» **What you have to do**
Look for "color" in the listing below. Gather each line that contains it.

[Data entries for graphics]
◆ ◆ ◆ ◆ ◆ ◆ ◆

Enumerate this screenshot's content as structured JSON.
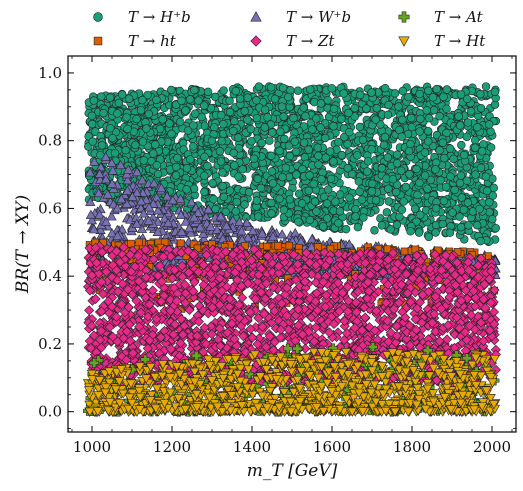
{
  "chart_data": {
    "type": "scatter",
    "xlabel": "m_T [GeV]",
    "ylabel": "BR(T → XY)",
    "xlim": [
      940,
      2060
    ],
    "ylim": [
      -0.06,
      1.05
    ],
    "x_ticks": [
      1000,
      1200,
      1400,
      1600,
      1800,
      2000
    ],
    "y_ticks": [
      0.0,
      0.2,
      0.4,
      0.6,
      0.8,
      1.0
    ],
    "x_tick_labels": [
      "1000",
      "1200",
      "1400",
      "1600",
      "1800",
      "2000"
    ],
    "y_tick_labels": [
      "0.0",
      "0.2",
      "0.4",
      "0.6",
      "0.8",
      "1.0"
    ],
    "legend_placement": "top, above plot, 3 columns",
    "x_range_points": [
      990,
      2010
    ],
    "series": [
      {
        "name": "T → H⁺b",
        "marker": "circle",
        "color": "#1b9e77",
        "band": [
          {
            "x": 1000,
            "ymin": 0.62,
            "ymax": 0.93
          },
          {
            "x": 1200,
            "ymin": 0.6,
            "ymax": 0.95
          },
          {
            "x": 1400,
            "ymin": 0.56,
            "ymax": 0.96
          },
          {
            "x": 1600,
            "ymin": 0.54,
            "ymax": 0.96
          },
          {
            "x": 1800,
            "ymin": 0.52,
            "ymax": 0.96
          },
          {
            "x": 2000,
            "ymin": 0.5,
            "ymax": 0.96
          }
        ]
      },
      {
        "name": "T → ht",
        "marker": "square",
        "color": "#d95f02",
        "band": [
          {
            "x": 1000,
            "ymin": 0.3,
            "ymax": 0.5
          },
          {
            "x": 1200,
            "ymin": 0.3,
            "ymax": 0.5
          },
          {
            "x": 1400,
            "ymin": 0.3,
            "ymax": 0.49
          },
          {
            "x": 1600,
            "ymin": 0.3,
            "ymax": 0.49
          },
          {
            "x": 1800,
            "ymin": 0.3,
            "ymax": 0.48
          },
          {
            "x": 2000,
            "ymin": 0.3,
            "ymax": 0.47
          }
        ]
      },
      {
        "name": "T → W⁺b",
        "marker": "triangle-up",
        "color": "#7570b3",
        "band": [
          {
            "x": 1000,
            "ymin": 0.4,
            "ymax": 0.78
          },
          {
            "x": 1100,
            "ymin": 0.4,
            "ymax": 0.72
          },
          {
            "x": 1200,
            "ymin": 0.4,
            "ymax": 0.64
          },
          {
            "x": 1400,
            "ymin": 0.4,
            "ymax": 0.56
          },
          {
            "x": 1600,
            "ymin": 0.4,
            "ymax": 0.5
          },
          {
            "x": 2000,
            "ymin": 0.4,
            "ymax": 0.46
          }
        ]
      },
      {
        "name": "T → Zt",
        "marker": "diamond",
        "color": "#e7298a",
        "band": [
          {
            "x": 1000,
            "ymin": 0.08,
            "ymax": 0.49
          },
          {
            "x": 1200,
            "ymin": 0.08,
            "ymax": 0.48
          },
          {
            "x": 1400,
            "ymin": 0.08,
            "ymax": 0.48
          },
          {
            "x": 1600,
            "ymin": 0.08,
            "ymax": 0.47
          },
          {
            "x": 1800,
            "ymin": 0.08,
            "ymax": 0.47
          },
          {
            "x": 2000,
            "ymin": 0.08,
            "ymax": 0.46
          }
        ]
      },
      {
        "name": "T → At",
        "marker": "plus",
        "color": "#66a61e",
        "band": [
          {
            "x": 1000,
            "ymin": 0.0,
            "ymax": 0.15
          },
          {
            "x": 1500,
            "ymin": 0.0,
            "ymax": 0.2
          },
          {
            "x": 2000,
            "ymin": 0.0,
            "ymax": 0.18
          }
        ]
      },
      {
        "name": "T → Ht",
        "marker": "triangle-down",
        "color": "#e6ab02",
        "band": [
          {
            "x": 1000,
            "ymin": 0.0,
            "ymax": 0.12
          },
          {
            "x": 1500,
            "ymin": 0.0,
            "ymax": 0.18
          },
          {
            "x": 2000,
            "ymin": 0.0,
            "ymax": 0.17
          }
        ]
      }
    ]
  }
}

◆ ◆ ◆ ◆ ◆ ◆ ◆

» **Response**
        "color": "#1b9e77",
        "color": "#d95f02",
        "color": "#7570b3",
        "color": "#e7298a",
        "color": "#66a61e",
        "color": "#e6ab02",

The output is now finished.